- [Requirements]:
1. According to the travel blog post, which instruments does the band Tallahassee use?
2. Format the part of the records that opens with their first line and closes with the line containing "x-tick-label: C: [302, 287, 318, 312]" as a JSON list of strings, one string per line, with both of those lines included and blank lines omitted. Include only those lines.

- [Text provided]:
Thursday 5 November 2009

Divine Providence

Photos, photos, photos:

http://www.facebook.com/album.php?aid=119082&id=510568119&l=66fd6376b7


And so, dear reader, my time in Winston-Salem came to an end. Sad as I was to leave, the end of the North Carolina experience was also the beginning of The Great Adventure as Rich and I picked up our backpacks, boarded a plane and jetted off to our first stop, the city of Providence, Rhode Island, and the home of my good friend Dr Early.

We spent a week with Regan, relaxing and exploring the city by day before going out to play at night. We managed to cram in a trip to an open mic night at the Everyman Bistro, blues at a biker bar in Pawtucket, dinner in the Italian Quarter, a gig at local arts venue Firehouse 13 and a movie about the wildcard Republican Congressman Ron Paul who ran for President in 2008. The gig at Firehouse 13 was about as good as the open mic acts were abysmal (points for trying, but some performances should not be inflicted on the general public). The headliners were Tallahassee, who use fiddles, double bass, guitars, banjos and piano to create gorgeously mellow indie/country/folk songs you wouldn't expect to hear from a band fronted by a former NFL linesman. For a sneaky listen, follow this link, although it doesn't quite match up to them live: http://www.myspace.com/tallahasseeband The Ron Paul film was fascinating - a documentary showing how his outspoken views on US foreign policy in Iraq, national security, the US Constitution and role of the President gained him an incredible grass roots following in the 2008 election campaign. This footage from a debate between Republican presidential hopefuls broadcast on Fox News (a notoriously right wing US news channel) pretty much sums up his position - if you didn't know better you'd think it was a parody sketch rather than a real televised political debate: http://www.youtube.com/watch?v=8BB3NrSpRGE

Perhaps the highlight of the week, however, was the day we spent visiting the New England Carnivorous Plants Show (home to a wide array of plants that trap, devour and digest creepy crawlies), before taking waltz lessons at the local Jewish Community Centre. Despite some initial reservations, Rich was soon in his element (well, he smiled a few times) and after a couple of hours we were definitely not completely hopeless. Following our success I'm thinking perhaps some tango lessons in Argentina, maybe a bit of salsa in Brazil... Maybe best not to mention that to Rich just yet though.

Annotated element entries
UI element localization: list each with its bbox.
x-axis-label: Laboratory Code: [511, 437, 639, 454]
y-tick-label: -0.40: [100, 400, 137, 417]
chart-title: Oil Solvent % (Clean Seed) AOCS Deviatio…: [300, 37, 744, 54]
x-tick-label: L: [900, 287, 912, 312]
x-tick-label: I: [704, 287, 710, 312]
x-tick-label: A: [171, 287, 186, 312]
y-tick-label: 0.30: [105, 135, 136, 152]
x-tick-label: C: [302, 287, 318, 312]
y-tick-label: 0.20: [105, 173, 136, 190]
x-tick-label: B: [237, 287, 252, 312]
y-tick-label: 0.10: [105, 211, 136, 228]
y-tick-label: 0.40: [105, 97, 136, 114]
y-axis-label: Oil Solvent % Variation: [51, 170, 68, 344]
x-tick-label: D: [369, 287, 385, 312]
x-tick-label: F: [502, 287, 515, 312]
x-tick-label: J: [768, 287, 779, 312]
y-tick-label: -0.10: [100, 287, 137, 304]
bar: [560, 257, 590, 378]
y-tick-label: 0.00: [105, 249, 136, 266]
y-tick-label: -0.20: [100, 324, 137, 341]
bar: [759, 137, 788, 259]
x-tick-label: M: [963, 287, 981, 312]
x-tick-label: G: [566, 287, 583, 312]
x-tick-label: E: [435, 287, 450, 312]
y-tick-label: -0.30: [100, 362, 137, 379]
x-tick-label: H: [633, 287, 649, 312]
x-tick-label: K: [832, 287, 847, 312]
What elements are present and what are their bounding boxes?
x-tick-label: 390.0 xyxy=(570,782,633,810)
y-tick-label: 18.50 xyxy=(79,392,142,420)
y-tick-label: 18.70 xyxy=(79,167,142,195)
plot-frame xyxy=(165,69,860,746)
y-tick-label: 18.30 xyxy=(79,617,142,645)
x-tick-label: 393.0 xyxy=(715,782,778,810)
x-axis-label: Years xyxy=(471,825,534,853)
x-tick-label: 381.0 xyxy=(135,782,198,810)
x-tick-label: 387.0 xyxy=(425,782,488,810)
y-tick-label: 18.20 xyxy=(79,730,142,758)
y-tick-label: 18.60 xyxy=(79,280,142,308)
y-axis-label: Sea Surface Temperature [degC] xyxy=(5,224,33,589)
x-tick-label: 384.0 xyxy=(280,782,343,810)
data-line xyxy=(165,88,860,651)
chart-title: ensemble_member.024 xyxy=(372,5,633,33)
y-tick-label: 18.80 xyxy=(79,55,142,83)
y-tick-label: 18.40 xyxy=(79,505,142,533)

- [Task-by-task results]:
1. Fiddles, double bass, guitars, banjos and piano.

2.
[
  "UI element localization: list each with its bbox.",
  "x-axis-label: Laboratory Code: [511, 437, 639, 454]",
  "y-tick-label: -0.40: [100, 400, 137, 417]",
  "chart-title: Oil Solvent % (Clean Seed) AOCS Deviatio…: [300, 37, 744, 54]",
  "x-tick-label: L: [900, 287, 912, 312]",
  "x-tick-label: I: [704, 287, 710, 312]",
  "x-tick-label: A: [171, 287, 186, 312]",
  "y-tick-label: 0.30: [105, 135, 136, 152]",
  "x-tick-label: C: [302, 287, 318, 312]"
]